* [Required task]:
Select all lines holding the word "ylabel" from the entries that follow.

* [Recorded data]:
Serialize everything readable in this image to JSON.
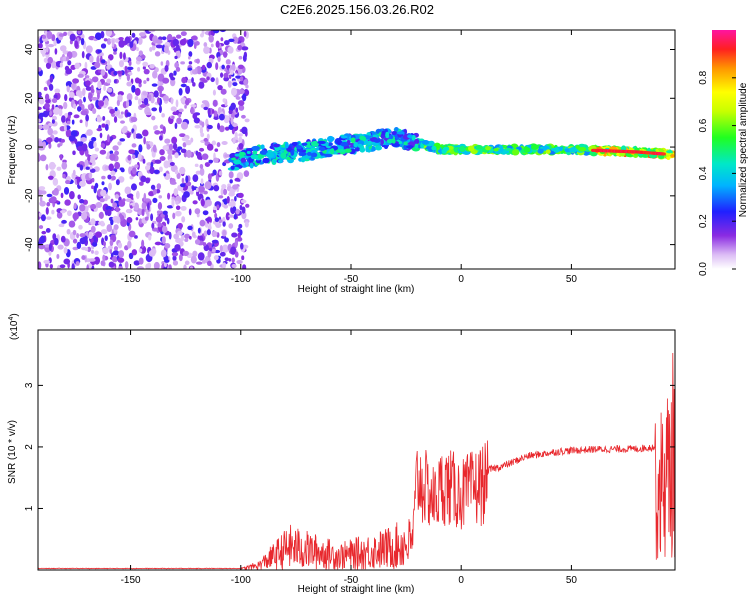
{
  "title": "C2E6.2025.156.03.26.R02",
  "chart_data": [
    {
      "type": "heatmap",
      "xlabel": "Height of straight line (km)",
      "ylabel": "Frequency (Hz)",
      "xlim": [
        -192,
        97
      ],
      "ylim": [
        -50,
        48
      ],
      "xticks": [
        -150,
        -100,
        -50,
        0,
        50
      ],
      "yticks": [
        -40,
        -20,
        0,
        20,
        40
      ],
      "colorbar": {
        "label": "Normalized spectral amplitude",
        "range": [
          0,
          1
        ],
        "ticks": [
          0.0,
          0.2,
          0.4,
          0.6,
          0.8
        ],
        "tick_labels": [
          "0.0",
          "0.2",
          "0.4",
          "0.6",
          "0.8"
        ]
      },
      "trace_center": [
        {
          "x": -104,
          "y": -6
        },
        {
          "x": -90,
          "y": -3
        },
        {
          "x": -75,
          "y": -2
        },
        {
          "x": -60,
          "y": 0
        },
        {
          "x": -45,
          "y": 2
        },
        {
          "x": -30,
          "y": 4
        },
        {
          "x": -20,
          "y": 2
        },
        {
          "x": -10,
          "y": -1
        },
        {
          "x": 0,
          "y": -1
        },
        {
          "x": 20,
          "y": -1
        },
        {
          "x": 50,
          "y": -1
        },
        {
          "x": 80,
          "y": -2
        },
        {
          "x": 94,
          "y": -3
        }
      ],
      "noise_region_x": [
        -192,
        -100
      ]
    },
    {
      "type": "line",
      "xlabel": "Height of straight line (km)",
      "ylabel": "SNR (10 * v/v)",
      "exponent_label": "(x10",
      "exponent": "4",
      "exponent_close": ")",
      "xlim": [
        -192,
        97
      ],
      "ylim": [
        0,
        3.9
      ],
      "xticks": [
        -150,
        -100,
        -50,
        0,
        50
      ],
      "yticks": [
        1,
        2,
        3
      ],
      "series": [
        {
          "color": "#e8282d",
          "envelope": [
            {
              "x": -192,
              "y": 0.02
            },
            {
              "x": -100,
              "y": 0.02
            },
            {
              "x": -92,
              "y": 0.1
            },
            {
              "x": -78,
              "y": 0.5
            },
            {
              "x": -55,
              "y": 0.3
            },
            {
              "x": -35,
              "y": 0.45
            },
            {
              "x": -22,
              "y": 0.6
            },
            {
              "x": -20,
              "y": 1.7
            },
            {
              "x": -12,
              "y": 1.3
            },
            {
              "x": -8,
              "y": 1.6
            },
            {
              "x": 0,
              "y": 1.4
            },
            {
              "x": 10,
              "y": 1.6
            },
            {
              "x": 20,
              "y": 1.7
            },
            {
              "x": 30,
              "y": 1.85
            },
            {
              "x": 45,
              "y": 1.93
            },
            {
              "x": 60,
              "y": 1.96
            },
            {
              "x": 80,
              "y": 1.97
            },
            {
              "x": 88,
              "y": 2.0
            },
            {
              "x": 93,
              "y": 2.4
            },
            {
              "x": 97,
              "y": 3.2
            }
          ]
        }
      ]
    }
  ]
}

* [Response]:
      "ylabel": "Frequency (Hz)",
      "ylabel": "SNR (10 * v/v)",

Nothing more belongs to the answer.